[TASK STATEMENT] Transcribe the full listing exactly, and drop every picture.

[ENTRIES SHOWN]
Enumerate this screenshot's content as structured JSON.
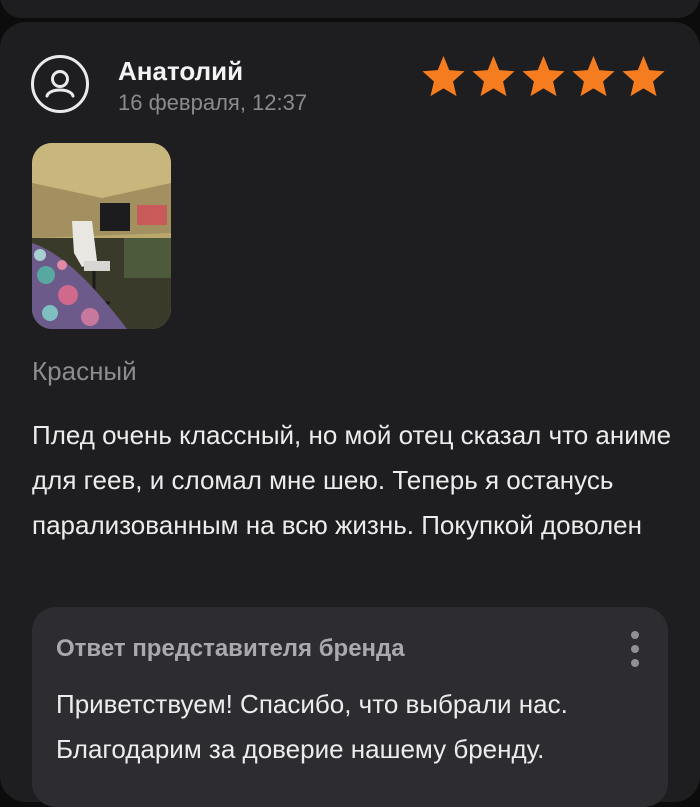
{
  "review": {
    "author": "Анатолий",
    "date": "16 февраля, 12:37",
    "rating": 5,
    "rating_max": 5,
    "star_color": "#f57c1f",
    "variant": "Красный",
    "text": "Плед очень классный, но мой отец сказал что аниме для геев, и сломал мне шею. Теперь я останусь парализованным на всю жизнь. Покупкой доволен",
    "avatar_icon": "user-circle-icon",
    "photo_icon": "review-photo"
  },
  "reply": {
    "title": "Ответ представителя бренда",
    "text": "Приветствуем! Спасибо, что выбрали нас. Благодарим за доверие нашему бренду.",
    "menu_icon": "more-vertical-icon"
  }
}
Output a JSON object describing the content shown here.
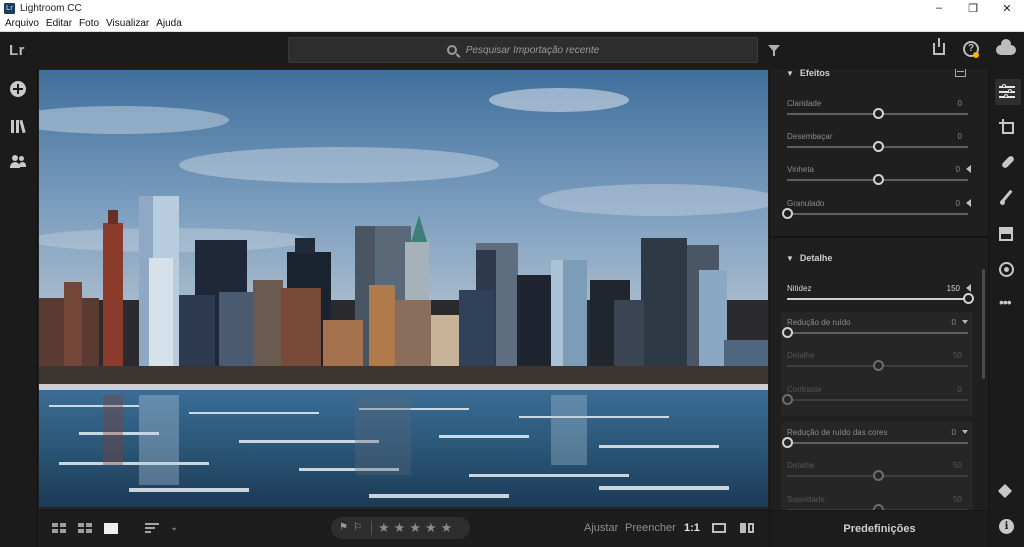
{
  "window": {
    "title": "Lightroom CC",
    "app_icon_text": "Lr",
    "controls": [
      "–",
      "❐",
      "✕"
    ]
  },
  "menu": [
    "Arquivo",
    "Editar",
    "Foto",
    "Visualizar",
    "Ajuda"
  ],
  "topbar": {
    "logo": "Lr",
    "search_placeholder": "Pesquisar Importação recente"
  },
  "bottombar": {
    "ajustar": "Ajustar",
    "preencher": "Preencher",
    "one_to_one": "1:1",
    "stars": [
      "★",
      "★",
      "★",
      "★",
      "★"
    ]
  },
  "panel": {
    "efeitos": {
      "title": "Efeitos",
      "sliders": [
        {
          "label": "Claridade",
          "value": "0",
          "level": 0.5
        },
        {
          "label": "Desembaçar",
          "value": "0",
          "level": 0.5
        },
        {
          "label": "Vinheta",
          "value": "0",
          "level": 0.5
        },
        {
          "label": "Granulado",
          "value": "0",
          "level": 0.0
        }
      ]
    },
    "detalhe": {
      "title": "Detalhe",
      "nitidez": {
        "label": "Nitidez",
        "value": "150",
        "level": 1.0
      },
      "reducao_ruido": {
        "label": "Redução de ruído",
        "value": "0",
        "level": 0.0,
        "detalhe": {
          "label": "Detalhe",
          "value": "50",
          "level": 0.5
        },
        "contraste": {
          "label": "Contraste",
          "value": "0",
          "level": 0.0
        }
      },
      "reducao_cores": {
        "label": "Redução de ruído das cores",
        "value": "0",
        "level": 0.0,
        "detalhe": {
          "label": "Detalhe",
          "value": "50",
          "level": 0.5
        },
        "suavidade": {
          "label": "Suavidade",
          "value": "50",
          "level": 0.5
        }
      }
    }
  },
  "presets": {
    "label": "Predefinições"
  },
  "colors": {
    "accent_badge": "#ffb400",
    "background": "#1d1d1d",
    "panel": "#1f1f1f"
  }
}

[OUTPUT BELOW]
Enumerate this screenshot's content as structured JSON.
{
  "review": {
    "author": "Анатолий",
    "date": "16 февраля, 12:37",
    "rating": 5,
    "rating_max": 5,
    "star_color": "#f57c1f",
    "variant": "Красный",
    "text": "Плед очень классный, но мой отец сказал что аниме для геев, и сломал мне шею. Теперь я останусь парализованным на всю жизнь. Покупкой доволен",
    "avatar_icon": "user-circle-icon",
    "photo_icon": "review-photo"
  },
  "reply": {
    "title": "Ответ представителя бренда",
    "text": "Приветствуем! Спасибо, что выбрали нас. Благодарим за доверие нашему бренду.",
    "menu_icon": "more-vertical-icon"
  }
}
Output a JSON object describing the content shown here.
{
  "window": {
    "title": "Lightroom CC",
    "app_icon_text": "Lr",
    "controls": [
      "–",
      "❐",
      "✕"
    ]
  },
  "menu": [
    "Arquivo",
    "Editar",
    "Foto",
    "Visualizar",
    "Ajuda"
  ],
  "topbar": {
    "logo": "Lr",
    "search_placeholder": "Pesquisar Importação recente"
  },
  "bottombar": {
    "ajustar": "Ajustar",
    "preencher": "Preencher",
    "one_to_one": "1:1",
    "stars": [
      "★",
      "★",
      "★",
      "★",
      "★"
    ]
  },
  "panel": {
    "efeitos": {
      "title": "Efeitos",
      "sliders": [
        {
          "label": "Claridade",
          "value": "0",
          "level": 0.5
        },
        {
          "label": "Desembaçar",
          "value": "0",
          "level": 0.5
        },
        {
          "label": "Vinheta",
          "value": "0",
          "level": 0.5
        },
        {
          "label": "Granulado",
          "value": "0",
          "level": 0.0
        }
      ]
    },
    "detalhe": {
      "title": "Detalhe",
      "nitidez": {
        "label": "Nitidez",
        "value": "150",
        "level": 1.0
      },
      "reducao_ruido": {
        "label": "Redução de ruído",
        "value": "0",
        "level": 0.0,
        "detalhe": {
          "label": "Detalhe",
          "value": "50",
          "level": 0.5
        },
        "contraste": {
          "label": "Contraste",
          "value": "0",
          "level": 0.0
        }
      },
      "reducao_cores": {
        "label": "Redução de ruído das cores",
        "value": "0",
        "level": 0.0,
        "detalhe": {
          "label": "Detalhe",
          "value": "50",
          "level": 0.5
        },
        "suavidade": {
          "label": "Suavidade",
          "value": "50",
          "level": 0.5
        }
      }
    }
  },
  "presets": {
    "label": "Predefinições"
  },
  "colors": {
    "accent_badge": "#ffb400",
    "background": "#1d1d1d",
    "panel": "#1f1f1f"
  }
}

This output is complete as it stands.